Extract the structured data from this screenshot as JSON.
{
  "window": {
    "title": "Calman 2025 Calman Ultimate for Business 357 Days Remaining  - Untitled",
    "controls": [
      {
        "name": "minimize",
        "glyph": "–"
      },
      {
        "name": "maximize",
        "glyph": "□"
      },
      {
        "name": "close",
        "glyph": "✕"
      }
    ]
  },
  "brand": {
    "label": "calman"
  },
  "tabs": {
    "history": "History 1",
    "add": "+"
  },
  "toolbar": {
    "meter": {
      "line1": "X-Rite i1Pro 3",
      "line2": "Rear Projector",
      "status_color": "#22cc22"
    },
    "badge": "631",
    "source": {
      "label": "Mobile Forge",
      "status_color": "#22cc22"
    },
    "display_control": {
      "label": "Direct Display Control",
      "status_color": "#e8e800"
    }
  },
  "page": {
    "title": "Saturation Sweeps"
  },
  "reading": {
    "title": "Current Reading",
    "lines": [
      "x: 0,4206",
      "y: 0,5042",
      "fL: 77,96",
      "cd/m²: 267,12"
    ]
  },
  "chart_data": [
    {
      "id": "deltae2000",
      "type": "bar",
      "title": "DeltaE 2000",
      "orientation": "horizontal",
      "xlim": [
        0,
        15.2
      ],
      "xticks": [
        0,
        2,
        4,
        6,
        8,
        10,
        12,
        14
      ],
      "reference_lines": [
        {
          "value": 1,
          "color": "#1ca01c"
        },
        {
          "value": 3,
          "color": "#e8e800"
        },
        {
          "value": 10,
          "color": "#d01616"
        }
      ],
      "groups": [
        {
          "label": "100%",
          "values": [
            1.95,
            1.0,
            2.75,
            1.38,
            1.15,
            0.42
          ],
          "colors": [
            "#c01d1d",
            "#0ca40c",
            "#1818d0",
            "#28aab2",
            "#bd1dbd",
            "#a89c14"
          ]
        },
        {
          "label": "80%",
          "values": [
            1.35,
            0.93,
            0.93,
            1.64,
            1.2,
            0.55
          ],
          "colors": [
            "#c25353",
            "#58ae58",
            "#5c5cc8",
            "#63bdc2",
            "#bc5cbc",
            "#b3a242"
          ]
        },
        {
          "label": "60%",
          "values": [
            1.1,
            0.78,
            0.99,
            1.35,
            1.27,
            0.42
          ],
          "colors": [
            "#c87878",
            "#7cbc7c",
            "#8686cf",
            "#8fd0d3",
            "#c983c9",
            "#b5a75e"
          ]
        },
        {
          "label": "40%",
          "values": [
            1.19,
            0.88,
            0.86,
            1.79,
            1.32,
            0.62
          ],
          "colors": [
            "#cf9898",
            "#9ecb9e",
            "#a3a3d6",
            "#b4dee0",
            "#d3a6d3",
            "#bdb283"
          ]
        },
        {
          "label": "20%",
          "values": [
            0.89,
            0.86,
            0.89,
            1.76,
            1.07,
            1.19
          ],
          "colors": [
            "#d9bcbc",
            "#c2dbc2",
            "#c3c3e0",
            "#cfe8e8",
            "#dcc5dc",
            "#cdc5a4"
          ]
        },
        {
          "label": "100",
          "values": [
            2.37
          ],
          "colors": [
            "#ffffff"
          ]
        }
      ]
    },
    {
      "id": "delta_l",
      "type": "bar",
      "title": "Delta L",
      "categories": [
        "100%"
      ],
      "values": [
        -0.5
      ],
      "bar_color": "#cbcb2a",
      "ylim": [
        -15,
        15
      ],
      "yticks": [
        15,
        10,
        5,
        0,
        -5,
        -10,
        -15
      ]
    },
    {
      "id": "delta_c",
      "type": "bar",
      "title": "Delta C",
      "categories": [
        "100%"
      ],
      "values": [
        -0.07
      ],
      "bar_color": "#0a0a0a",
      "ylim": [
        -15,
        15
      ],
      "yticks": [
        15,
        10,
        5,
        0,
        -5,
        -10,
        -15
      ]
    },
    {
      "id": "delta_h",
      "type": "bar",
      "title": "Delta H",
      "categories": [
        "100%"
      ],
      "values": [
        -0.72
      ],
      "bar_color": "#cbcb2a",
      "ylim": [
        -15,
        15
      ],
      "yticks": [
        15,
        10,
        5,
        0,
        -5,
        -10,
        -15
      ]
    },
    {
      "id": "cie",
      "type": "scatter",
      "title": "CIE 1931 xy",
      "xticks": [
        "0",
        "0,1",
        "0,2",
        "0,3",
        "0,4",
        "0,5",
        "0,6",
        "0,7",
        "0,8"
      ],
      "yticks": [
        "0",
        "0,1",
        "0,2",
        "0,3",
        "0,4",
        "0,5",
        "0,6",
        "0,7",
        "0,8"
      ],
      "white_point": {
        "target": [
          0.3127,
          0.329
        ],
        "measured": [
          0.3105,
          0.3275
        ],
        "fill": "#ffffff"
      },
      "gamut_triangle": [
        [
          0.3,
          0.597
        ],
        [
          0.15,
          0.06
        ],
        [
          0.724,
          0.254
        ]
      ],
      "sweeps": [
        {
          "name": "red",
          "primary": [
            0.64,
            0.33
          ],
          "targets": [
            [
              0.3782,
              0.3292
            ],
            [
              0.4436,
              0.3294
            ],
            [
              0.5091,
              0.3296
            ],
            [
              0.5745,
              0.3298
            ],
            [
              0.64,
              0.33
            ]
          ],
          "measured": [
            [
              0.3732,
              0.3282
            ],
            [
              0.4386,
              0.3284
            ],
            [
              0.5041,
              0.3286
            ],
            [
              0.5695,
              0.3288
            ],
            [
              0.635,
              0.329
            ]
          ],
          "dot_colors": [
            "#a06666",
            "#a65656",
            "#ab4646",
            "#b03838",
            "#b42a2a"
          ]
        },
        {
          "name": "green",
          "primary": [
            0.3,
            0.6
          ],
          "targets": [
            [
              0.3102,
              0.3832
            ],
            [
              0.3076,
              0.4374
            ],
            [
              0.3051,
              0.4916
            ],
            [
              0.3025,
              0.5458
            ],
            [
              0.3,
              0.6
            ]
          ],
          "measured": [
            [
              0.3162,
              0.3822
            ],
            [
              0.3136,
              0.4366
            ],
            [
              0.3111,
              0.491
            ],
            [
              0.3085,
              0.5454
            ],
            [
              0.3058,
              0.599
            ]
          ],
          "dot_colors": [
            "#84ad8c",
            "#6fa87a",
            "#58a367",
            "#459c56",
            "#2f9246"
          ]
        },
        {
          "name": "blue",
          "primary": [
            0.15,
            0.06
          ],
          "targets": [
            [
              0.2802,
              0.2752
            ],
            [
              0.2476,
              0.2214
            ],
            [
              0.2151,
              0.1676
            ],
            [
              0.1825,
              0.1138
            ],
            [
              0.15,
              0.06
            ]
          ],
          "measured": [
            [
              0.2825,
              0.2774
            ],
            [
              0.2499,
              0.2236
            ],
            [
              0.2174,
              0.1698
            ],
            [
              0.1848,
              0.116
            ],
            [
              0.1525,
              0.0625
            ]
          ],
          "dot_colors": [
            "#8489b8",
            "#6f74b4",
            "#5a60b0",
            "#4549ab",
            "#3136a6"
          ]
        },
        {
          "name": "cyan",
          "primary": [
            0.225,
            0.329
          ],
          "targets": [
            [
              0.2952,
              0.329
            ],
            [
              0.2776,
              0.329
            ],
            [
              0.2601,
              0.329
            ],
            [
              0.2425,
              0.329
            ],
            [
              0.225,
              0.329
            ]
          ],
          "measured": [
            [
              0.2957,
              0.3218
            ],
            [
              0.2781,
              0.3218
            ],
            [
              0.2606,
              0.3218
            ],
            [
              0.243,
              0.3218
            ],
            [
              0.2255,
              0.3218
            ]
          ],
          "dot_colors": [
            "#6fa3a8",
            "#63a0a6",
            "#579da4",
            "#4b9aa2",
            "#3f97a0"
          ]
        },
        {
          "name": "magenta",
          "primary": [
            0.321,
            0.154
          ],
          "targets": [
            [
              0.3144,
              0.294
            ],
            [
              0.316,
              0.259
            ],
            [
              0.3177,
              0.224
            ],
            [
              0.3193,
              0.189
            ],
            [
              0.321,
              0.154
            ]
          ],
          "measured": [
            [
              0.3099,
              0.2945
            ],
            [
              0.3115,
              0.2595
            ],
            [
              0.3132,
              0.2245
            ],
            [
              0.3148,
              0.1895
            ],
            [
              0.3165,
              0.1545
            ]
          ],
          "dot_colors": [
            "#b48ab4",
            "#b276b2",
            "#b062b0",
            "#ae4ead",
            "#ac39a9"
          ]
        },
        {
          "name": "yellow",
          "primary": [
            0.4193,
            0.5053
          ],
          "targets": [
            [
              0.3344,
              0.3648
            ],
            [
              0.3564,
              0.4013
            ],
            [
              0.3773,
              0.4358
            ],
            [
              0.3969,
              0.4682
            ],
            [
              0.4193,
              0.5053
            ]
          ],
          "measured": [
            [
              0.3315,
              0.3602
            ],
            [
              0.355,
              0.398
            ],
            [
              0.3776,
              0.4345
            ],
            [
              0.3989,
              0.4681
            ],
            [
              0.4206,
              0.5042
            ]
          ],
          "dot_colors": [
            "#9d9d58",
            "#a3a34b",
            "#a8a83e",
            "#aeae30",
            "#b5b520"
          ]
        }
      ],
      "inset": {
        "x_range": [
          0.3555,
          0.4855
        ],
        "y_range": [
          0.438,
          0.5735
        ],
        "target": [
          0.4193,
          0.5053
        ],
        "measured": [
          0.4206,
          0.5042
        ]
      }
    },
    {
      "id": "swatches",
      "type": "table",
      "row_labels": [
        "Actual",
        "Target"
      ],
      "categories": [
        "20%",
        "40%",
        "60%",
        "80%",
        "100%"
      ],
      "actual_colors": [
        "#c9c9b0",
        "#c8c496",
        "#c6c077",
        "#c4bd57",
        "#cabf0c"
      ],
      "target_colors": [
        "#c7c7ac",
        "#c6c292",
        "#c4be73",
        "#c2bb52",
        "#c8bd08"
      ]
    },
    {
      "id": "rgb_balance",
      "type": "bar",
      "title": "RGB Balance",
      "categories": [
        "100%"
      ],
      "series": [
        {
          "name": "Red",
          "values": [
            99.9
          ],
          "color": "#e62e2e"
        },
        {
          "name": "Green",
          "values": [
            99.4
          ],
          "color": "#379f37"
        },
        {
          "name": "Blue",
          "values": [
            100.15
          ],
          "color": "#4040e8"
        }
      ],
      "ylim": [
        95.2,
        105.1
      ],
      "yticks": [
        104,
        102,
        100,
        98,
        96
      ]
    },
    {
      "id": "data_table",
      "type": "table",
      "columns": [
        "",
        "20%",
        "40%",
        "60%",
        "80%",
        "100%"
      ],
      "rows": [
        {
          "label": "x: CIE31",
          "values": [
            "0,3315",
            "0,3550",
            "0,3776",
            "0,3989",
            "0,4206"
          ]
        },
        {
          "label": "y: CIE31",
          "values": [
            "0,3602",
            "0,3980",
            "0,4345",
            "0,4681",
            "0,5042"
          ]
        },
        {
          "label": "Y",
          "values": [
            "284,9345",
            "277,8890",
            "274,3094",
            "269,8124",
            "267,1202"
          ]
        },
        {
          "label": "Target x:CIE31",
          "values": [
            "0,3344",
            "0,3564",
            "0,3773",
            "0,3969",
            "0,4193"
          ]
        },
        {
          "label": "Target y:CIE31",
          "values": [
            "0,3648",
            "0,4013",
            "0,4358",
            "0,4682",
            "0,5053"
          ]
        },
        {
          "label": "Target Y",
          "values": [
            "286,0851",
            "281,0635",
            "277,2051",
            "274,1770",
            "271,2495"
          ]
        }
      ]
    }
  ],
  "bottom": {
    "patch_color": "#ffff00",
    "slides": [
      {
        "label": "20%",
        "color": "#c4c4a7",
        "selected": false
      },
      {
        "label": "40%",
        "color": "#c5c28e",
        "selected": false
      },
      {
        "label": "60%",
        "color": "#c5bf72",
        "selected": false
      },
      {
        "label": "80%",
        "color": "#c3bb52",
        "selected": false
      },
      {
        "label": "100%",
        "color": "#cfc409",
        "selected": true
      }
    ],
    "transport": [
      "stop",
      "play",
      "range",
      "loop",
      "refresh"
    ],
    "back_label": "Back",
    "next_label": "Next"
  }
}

──────

• **WHAT NEEDS TO BE DONE**:
Give the number of lines in the listing above that contain "title", and nothing else.

• **ANSWER BELOW**:
9